Do this —
Lines that hold the string "ylabel" are to be counted; give only their number.

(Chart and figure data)
● ● ●
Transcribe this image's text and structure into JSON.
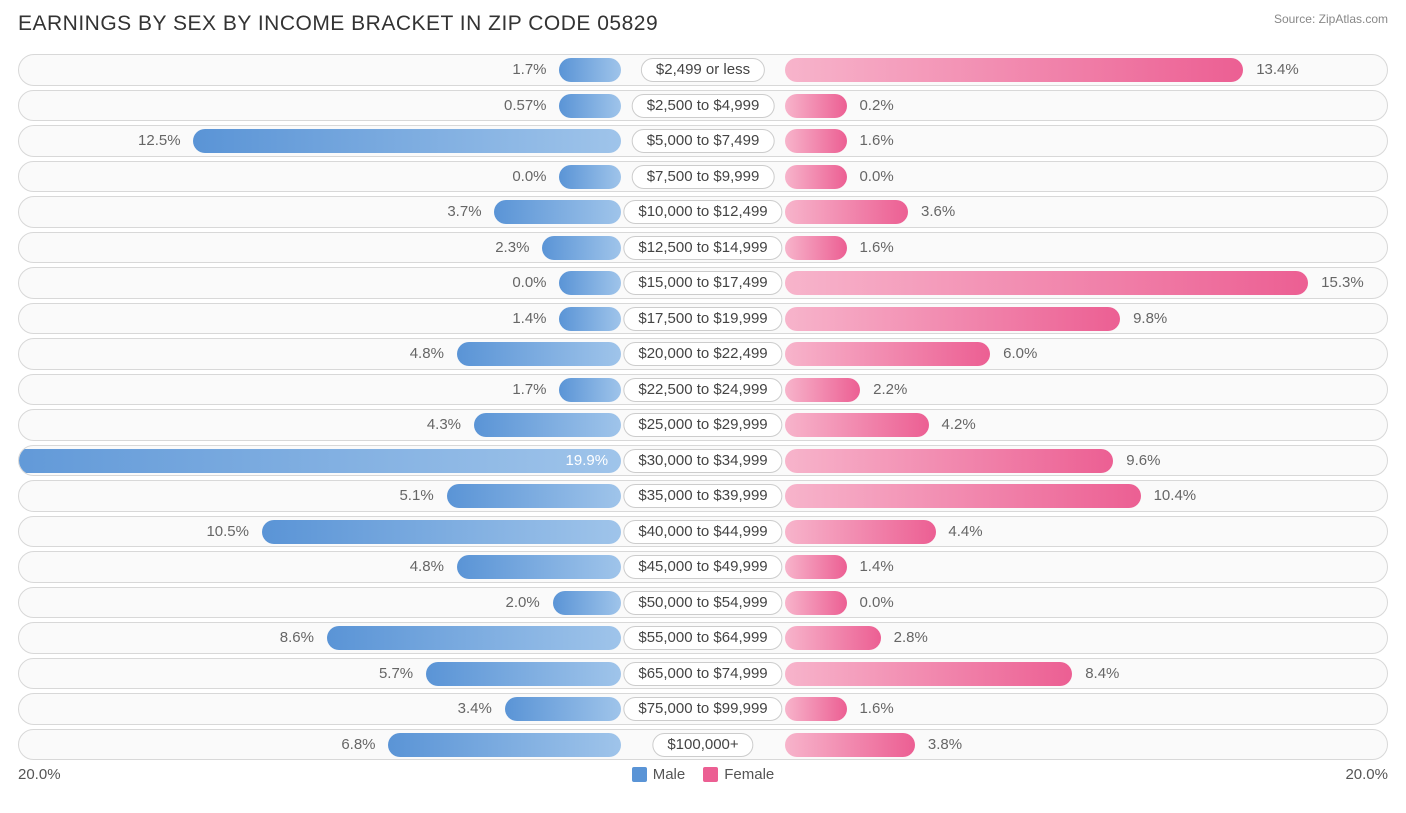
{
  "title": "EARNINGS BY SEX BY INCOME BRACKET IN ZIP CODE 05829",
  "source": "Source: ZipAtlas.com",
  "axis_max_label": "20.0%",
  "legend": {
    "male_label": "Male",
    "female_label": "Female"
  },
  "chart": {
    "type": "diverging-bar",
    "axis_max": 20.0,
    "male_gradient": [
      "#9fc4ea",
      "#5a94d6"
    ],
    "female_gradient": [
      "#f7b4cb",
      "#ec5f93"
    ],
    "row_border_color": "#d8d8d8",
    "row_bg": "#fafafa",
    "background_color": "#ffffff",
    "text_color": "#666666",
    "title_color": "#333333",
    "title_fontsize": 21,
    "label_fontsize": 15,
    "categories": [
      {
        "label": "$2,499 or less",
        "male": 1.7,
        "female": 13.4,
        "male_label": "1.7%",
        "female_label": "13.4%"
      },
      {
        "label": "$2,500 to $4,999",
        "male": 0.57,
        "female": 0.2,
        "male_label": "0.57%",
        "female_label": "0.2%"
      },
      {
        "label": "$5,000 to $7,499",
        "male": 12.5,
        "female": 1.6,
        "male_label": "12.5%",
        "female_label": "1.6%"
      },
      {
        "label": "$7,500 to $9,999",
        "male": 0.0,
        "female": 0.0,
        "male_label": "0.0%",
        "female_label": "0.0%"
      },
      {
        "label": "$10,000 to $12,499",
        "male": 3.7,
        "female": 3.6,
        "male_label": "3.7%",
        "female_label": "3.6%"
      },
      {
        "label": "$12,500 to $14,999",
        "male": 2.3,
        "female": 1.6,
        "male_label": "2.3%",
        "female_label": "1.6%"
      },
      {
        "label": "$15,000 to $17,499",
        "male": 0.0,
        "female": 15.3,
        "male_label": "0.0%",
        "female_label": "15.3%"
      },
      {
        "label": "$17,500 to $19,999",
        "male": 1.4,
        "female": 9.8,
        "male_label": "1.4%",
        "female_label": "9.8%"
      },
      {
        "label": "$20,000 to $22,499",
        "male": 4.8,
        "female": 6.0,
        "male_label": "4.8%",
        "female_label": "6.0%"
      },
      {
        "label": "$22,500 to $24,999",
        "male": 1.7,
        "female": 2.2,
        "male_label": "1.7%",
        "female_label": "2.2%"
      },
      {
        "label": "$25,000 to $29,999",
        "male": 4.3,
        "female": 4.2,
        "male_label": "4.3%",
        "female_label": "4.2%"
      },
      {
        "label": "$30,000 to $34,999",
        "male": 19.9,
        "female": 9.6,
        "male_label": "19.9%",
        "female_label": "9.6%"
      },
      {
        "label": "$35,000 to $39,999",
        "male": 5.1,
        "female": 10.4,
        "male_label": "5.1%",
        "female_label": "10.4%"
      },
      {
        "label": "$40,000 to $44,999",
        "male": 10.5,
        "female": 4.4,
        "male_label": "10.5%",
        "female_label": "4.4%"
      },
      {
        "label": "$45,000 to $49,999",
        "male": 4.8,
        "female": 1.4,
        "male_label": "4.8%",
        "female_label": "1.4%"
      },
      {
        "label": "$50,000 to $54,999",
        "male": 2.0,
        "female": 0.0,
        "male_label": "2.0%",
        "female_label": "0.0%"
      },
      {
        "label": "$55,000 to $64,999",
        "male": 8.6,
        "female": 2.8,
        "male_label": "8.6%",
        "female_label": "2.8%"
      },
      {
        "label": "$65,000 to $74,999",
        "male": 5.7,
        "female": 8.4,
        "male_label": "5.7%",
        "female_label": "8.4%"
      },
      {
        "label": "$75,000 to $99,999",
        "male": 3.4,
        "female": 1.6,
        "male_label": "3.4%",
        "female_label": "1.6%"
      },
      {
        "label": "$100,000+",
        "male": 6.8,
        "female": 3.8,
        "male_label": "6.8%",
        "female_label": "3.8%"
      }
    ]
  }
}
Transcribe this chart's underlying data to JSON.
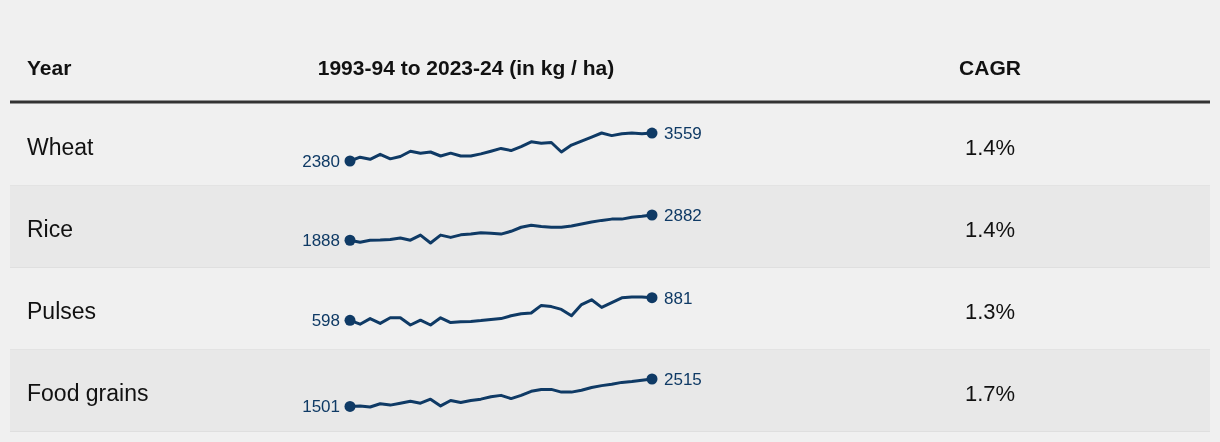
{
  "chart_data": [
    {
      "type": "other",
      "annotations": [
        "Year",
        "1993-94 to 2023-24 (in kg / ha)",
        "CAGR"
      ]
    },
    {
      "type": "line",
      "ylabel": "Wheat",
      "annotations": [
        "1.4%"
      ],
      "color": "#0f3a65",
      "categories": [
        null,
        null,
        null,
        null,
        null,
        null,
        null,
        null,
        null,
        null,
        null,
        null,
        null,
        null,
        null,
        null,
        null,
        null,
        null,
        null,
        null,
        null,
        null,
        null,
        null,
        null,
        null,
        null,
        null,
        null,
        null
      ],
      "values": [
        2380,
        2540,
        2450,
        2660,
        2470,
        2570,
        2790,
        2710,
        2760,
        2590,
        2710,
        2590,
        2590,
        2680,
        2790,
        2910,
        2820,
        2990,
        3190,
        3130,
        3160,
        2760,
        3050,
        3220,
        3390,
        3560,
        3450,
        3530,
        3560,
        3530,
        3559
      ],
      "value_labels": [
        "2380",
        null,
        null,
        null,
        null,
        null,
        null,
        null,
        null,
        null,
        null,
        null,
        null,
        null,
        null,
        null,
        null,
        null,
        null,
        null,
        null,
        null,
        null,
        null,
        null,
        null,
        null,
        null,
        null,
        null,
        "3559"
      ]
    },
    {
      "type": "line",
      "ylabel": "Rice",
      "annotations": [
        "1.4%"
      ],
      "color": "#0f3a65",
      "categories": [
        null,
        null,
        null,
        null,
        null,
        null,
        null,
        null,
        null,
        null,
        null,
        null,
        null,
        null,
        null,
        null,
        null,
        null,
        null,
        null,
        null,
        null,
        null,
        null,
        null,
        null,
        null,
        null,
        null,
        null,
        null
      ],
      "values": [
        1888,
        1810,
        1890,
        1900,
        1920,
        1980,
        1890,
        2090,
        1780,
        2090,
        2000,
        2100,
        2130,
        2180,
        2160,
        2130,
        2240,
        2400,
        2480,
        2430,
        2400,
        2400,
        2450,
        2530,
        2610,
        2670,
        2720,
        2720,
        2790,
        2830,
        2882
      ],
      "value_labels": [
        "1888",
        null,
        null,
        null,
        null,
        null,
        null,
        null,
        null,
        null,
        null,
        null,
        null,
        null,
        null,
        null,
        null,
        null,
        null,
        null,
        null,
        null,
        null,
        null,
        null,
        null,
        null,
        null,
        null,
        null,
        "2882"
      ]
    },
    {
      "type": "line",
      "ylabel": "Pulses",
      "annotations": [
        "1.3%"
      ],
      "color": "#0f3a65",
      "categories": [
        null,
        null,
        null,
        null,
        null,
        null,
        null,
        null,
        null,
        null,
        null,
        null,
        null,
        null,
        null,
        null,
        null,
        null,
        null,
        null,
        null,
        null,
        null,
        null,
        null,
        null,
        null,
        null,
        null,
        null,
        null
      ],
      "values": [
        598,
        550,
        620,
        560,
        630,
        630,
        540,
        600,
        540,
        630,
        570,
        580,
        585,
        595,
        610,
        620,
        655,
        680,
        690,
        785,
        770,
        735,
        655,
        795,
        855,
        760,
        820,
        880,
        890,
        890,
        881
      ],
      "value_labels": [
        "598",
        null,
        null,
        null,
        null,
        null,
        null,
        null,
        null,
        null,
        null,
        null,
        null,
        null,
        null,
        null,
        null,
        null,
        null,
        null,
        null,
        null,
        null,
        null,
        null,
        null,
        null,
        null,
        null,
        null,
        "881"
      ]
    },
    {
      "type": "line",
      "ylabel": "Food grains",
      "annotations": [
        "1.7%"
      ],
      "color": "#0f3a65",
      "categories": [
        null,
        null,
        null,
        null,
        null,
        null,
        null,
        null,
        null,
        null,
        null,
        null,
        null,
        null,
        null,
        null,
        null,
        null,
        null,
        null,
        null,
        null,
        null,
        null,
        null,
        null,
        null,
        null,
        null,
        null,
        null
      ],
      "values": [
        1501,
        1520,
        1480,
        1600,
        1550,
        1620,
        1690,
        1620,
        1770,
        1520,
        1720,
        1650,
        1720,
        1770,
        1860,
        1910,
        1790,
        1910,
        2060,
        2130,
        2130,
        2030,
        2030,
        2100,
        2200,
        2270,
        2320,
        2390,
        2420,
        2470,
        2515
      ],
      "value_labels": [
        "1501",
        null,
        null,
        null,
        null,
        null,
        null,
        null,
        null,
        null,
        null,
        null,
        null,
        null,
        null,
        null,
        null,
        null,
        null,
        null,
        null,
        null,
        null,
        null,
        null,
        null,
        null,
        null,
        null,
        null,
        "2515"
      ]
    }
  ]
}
● ● ●
Reply —
4